# [Work task]
Copy the entries exactly. Leave out any pictures.

(Data extract Opens)

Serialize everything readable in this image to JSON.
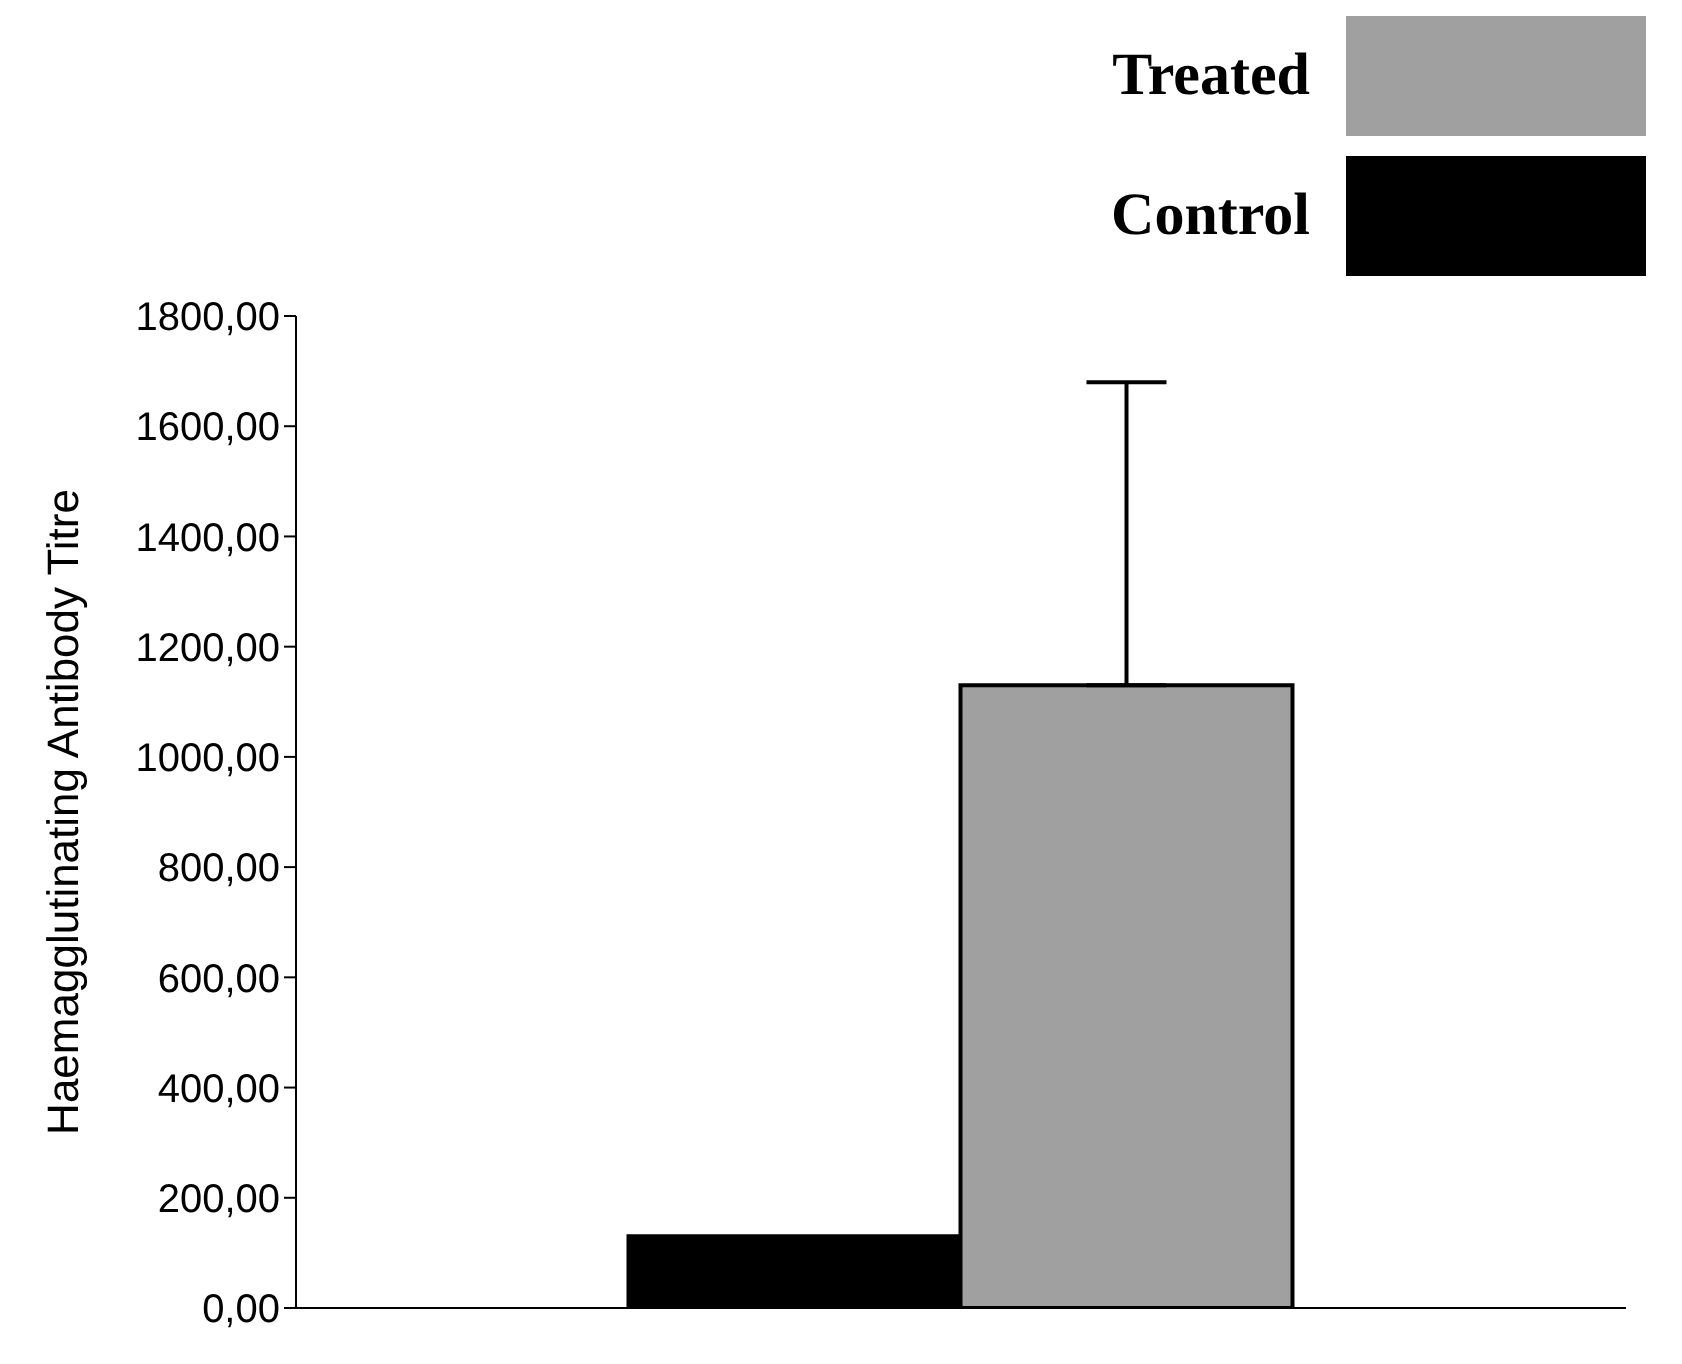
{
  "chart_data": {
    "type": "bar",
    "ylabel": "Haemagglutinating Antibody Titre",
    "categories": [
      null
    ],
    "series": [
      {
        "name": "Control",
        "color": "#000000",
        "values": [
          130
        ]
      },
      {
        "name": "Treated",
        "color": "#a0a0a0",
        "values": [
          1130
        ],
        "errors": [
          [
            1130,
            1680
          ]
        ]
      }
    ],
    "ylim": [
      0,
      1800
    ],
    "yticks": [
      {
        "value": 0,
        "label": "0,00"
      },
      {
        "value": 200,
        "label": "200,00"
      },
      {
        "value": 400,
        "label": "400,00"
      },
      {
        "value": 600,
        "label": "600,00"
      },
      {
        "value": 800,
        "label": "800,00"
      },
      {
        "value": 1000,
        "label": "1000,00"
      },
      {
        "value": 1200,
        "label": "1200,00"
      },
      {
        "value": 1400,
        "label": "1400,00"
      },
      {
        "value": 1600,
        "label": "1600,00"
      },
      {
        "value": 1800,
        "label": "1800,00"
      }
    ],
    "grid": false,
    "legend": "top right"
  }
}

(Data extract Closes)

# [Task answer]
Serialize everything readable in this image to JSON.
{
  "chart_data": {
    "type": "bar",
    "ylabel": "Haemagglutinating Antibody Titre",
    "categories": [
      null
    ],
    "series": [
      {
        "name": "Control",
        "color": "#000000",
        "values": [
          130
        ]
      },
      {
        "name": "Treated",
        "color": "#a0a0a0",
        "values": [
          1130
        ],
        "errors": [
          [
            1130,
            1680
          ]
        ]
      }
    ],
    "ylim": [
      0,
      1800
    ],
    "yticks": [
      {
        "value": 0,
        "label": "0,00"
      },
      {
        "value": 200,
        "label": "200,00"
      },
      {
        "value": 400,
        "label": "400,00"
      },
      {
        "value": 600,
        "label": "600,00"
      },
      {
        "value": 800,
        "label": "800,00"
      },
      {
        "value": 1000,
        "label": "1000,00"
      },
      {
        "value": 1200,
        "label": "1200,00"
      },
      {
        "value": 1400,
        "label": "1400,00"
      },
      {
        "value": 1600,
        "label": "1600,00"
      },
      {
        "value": 1800,
        "label": "1800,00"
      }
    ],
    "grid": false,
    "legend": "top right"
  }
}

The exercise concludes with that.